TO BE DONE
Where a line contains the word "Output", copy that line.

DATA SUPPLIED

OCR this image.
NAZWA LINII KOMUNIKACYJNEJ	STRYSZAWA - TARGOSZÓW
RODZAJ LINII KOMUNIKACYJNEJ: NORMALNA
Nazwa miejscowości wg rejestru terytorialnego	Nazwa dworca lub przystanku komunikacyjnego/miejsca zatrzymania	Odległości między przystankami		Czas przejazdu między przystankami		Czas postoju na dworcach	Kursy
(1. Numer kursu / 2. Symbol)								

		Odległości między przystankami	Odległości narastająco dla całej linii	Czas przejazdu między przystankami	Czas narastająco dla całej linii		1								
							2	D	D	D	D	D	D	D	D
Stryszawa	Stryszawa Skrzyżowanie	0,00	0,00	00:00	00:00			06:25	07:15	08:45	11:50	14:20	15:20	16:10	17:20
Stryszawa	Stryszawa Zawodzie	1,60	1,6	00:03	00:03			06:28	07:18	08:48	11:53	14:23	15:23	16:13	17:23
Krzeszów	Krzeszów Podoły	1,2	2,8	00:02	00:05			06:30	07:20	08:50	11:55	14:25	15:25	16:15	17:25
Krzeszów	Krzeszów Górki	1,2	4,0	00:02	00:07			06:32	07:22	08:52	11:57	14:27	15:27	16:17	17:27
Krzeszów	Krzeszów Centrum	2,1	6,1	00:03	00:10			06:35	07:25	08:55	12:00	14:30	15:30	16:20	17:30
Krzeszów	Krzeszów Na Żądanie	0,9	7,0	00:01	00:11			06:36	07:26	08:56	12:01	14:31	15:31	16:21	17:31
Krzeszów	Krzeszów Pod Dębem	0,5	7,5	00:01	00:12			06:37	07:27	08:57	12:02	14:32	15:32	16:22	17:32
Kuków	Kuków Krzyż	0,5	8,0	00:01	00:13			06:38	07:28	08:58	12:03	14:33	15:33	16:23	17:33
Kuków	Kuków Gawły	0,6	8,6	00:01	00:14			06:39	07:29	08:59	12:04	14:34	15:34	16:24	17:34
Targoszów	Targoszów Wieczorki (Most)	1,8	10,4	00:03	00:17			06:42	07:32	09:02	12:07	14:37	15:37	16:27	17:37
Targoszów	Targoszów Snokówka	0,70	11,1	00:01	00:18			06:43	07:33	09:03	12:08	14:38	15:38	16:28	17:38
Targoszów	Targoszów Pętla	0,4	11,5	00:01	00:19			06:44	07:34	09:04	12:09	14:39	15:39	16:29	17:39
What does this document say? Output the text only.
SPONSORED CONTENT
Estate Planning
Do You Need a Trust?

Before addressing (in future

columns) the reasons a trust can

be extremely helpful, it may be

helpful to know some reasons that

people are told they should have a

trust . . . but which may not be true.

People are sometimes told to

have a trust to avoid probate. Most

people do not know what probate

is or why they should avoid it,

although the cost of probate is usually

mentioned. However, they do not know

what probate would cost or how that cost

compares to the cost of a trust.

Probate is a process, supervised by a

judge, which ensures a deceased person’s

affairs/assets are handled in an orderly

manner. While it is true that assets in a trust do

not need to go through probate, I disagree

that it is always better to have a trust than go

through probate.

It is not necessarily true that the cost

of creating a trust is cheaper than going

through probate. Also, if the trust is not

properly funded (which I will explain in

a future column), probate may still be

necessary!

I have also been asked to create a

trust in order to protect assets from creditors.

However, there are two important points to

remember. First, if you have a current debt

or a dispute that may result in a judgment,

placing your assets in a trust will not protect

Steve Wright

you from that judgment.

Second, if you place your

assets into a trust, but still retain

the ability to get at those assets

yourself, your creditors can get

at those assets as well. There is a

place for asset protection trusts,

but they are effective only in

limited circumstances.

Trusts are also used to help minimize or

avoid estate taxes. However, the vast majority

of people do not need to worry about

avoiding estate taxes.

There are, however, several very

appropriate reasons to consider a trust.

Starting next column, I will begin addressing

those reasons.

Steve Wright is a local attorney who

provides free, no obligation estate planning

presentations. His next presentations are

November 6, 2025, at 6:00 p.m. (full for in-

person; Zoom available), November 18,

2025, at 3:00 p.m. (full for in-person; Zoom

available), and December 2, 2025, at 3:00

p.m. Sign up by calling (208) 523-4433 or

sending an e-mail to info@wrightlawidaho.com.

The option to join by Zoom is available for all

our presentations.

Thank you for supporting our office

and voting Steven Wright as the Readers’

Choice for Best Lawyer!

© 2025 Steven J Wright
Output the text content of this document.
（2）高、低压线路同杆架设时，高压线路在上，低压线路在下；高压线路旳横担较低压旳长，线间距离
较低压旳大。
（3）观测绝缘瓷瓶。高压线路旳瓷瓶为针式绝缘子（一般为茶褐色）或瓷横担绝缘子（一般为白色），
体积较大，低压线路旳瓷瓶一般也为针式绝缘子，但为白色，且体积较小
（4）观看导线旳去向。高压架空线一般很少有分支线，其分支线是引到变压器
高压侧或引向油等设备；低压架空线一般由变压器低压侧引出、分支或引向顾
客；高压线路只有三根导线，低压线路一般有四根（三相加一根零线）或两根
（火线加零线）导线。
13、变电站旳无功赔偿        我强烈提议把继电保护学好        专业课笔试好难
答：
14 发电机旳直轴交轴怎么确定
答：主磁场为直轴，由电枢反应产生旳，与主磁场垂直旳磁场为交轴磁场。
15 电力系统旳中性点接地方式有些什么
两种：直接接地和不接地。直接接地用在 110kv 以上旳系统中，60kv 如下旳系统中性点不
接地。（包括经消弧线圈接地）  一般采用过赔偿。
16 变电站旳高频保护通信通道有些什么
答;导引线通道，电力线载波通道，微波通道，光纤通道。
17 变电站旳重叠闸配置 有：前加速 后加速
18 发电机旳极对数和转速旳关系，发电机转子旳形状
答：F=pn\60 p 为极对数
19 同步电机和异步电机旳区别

FULL RESPONSE
What does this document say? Output the text only.
Output the text content of this document.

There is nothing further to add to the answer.